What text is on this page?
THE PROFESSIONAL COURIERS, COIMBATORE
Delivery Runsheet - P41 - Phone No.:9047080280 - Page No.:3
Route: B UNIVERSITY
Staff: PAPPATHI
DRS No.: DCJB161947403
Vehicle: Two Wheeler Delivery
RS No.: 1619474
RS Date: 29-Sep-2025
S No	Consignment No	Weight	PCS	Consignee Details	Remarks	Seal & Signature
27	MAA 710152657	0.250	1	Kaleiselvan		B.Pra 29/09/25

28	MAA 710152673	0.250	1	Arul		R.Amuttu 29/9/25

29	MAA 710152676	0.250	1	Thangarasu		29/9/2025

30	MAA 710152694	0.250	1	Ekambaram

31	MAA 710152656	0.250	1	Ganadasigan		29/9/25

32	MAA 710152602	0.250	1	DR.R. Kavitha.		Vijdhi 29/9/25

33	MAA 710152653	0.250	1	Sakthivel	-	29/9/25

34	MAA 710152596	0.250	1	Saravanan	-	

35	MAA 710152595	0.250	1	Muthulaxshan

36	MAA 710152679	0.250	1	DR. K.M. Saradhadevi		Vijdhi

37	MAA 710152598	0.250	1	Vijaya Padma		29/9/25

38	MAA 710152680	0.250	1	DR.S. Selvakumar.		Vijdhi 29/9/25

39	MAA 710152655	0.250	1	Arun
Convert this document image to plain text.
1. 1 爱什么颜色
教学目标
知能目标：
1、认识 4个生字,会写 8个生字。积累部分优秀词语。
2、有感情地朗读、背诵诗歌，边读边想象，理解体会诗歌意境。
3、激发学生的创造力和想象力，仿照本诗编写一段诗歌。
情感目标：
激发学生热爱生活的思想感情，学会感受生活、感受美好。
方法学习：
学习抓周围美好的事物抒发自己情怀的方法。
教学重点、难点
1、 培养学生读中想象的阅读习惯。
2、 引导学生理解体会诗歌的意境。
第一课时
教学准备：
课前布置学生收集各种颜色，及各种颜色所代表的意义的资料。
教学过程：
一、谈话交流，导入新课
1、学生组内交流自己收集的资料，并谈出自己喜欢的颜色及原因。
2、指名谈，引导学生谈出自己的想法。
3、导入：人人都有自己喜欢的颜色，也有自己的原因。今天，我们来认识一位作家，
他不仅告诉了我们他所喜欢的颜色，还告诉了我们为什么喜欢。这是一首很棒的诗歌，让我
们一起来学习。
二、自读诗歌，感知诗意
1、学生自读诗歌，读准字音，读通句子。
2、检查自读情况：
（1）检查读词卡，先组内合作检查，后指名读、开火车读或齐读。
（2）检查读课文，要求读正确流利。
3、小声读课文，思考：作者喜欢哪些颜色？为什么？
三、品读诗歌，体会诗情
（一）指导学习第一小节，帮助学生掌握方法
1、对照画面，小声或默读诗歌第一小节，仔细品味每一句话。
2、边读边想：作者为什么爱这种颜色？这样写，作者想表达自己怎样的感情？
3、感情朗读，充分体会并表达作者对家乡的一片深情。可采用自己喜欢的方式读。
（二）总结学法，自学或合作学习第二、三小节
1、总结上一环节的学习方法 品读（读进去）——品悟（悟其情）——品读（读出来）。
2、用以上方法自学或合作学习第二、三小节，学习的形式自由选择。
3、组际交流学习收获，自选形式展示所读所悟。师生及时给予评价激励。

- _WORK REQUIRED_
Repeat all entries. Match them exactly.

- _TASK RESULT_
What text is on this page?
THE PROFESSIONAL COURIERS, COIMBATORE
Delivery Runsheet - P41 - Phone No.:9047080280 - Page No.:3
Route: B UNIVERSITY
Staff: PAPPATHI
DRS No.: DCJB161947403
Vehicle: Two Wheeler Delivery
RS No.: 1619474
RS Date: 29-Sep-2025
S No	Consignment No	Weight	PCS	Consignee Details	Remarks	Seal & Signature
27	MAA 710152657	0.250	1	Kaleiselvan		B.Pra 29/09/25

28	MAA 710152673	0.250	1	Arul		R.Amuttu 29/9/25

29	MAA 710152676	0.250	1	Thangarasu		29/9/2025

30	MAA 710152694	0.250	1	Ekambaram

31	MAA 710152656	0.250	1	Ganadasigan		29/9/25

32	MAA 710152602	0.250	1	DR.R. Kavitha.		Vijdhi 29/9/25

33	MAA 710152653	0.250	1	Sakthivel	-	29/9/25

34	MAA 710152596	0.250	1	Saravanan	-	

35	MAA 710152595	0.250	1	Muthulaxshan

36	MAA 710152679	0.250	1	DR. K.M. Saradhadevi		Vijdhi

37	MAA 710152598	0.250	1	Vijaya Padma		29/9/25

38	MAA 710152680	0.250	1	DR.S. Selvakumar.		Vijdhi 29/9/25

39	MAA 710152655	0.250	1	Arun
Convert this document image to plain text.
1. 1 爱什么颜色
教学目标
知能目标：
1、认识 4个生字,会写 8个生字。积累部分优秀词语。
2、有感情地朗读、背诵诗歌，边读边想象，理解体会诗歌意境。
3、激发学生的创造力和想象力，仿照本诗编写一段诗歌。
情感目标：
激发学生热爱生活的思想感情，学会感受生活、感受美好。
方法学习：
学习抓周围美好的事物抒发自己情怀的方法。
教学重点、难点
1、 培养学生读中想象的阅读习惯。
2、 引导学生理解体会诗歌的意境。
第一课时
教学准备：
课前布置学生收集各种颜色，及各种颜色所代表的意义的资料。
教学过程：
一、谈话交流，导入新课
1、学生组内交流自己收集的资料，并谈出自己喜欢的颜色及原因。
2、指名谈，引导学生谈出自己的想法。
3、导入：人人都有自己喜欢的颜色，也有自己的原因。今天，我们来认识一位作家，
他不仅告诉了我们他所喜欢的颜色，还告诉了我们为什么喜欢。这是一首很棒的诗歌，让我
们一起来学习。
二、自读诗歌，感知诗意
1、学生自读诗歌，读准字音，读通句子。
2、检查自读情况：
（1）检查读词卡，先组内合作检查，后指名读、开火车读或齐读。
（2）检查读课文，要求读正确流利。
3、小声读课文，思考：作者喜欢哪些颜色？为什么？
三、品读诗歌，体会诗情
（一）指导学习第一小节，帮助学生掌握方法
1、对照画面，小声或默读诗歌第一小节，仔细品味每一句话。
2、边读边想：作者为什么爱这种颜色？这样写，作者想表达自己怎样的感情？
3、感情朗读，充分体会并表达作者对家乡的一片深情。可采用自己喜欢的方式读。
（二）总结学法，自学或合作学习第二、三小节
1、总结上一环节的学习方法 品读（读进去）——品悟（悟其情）——品读（读出来）。
2、用以上方法自学或合作学习第二、三小节，学习的形式自由选择。
3、组际交流学习收获，自选形式展示所读所悟。师生及时给予评价激励。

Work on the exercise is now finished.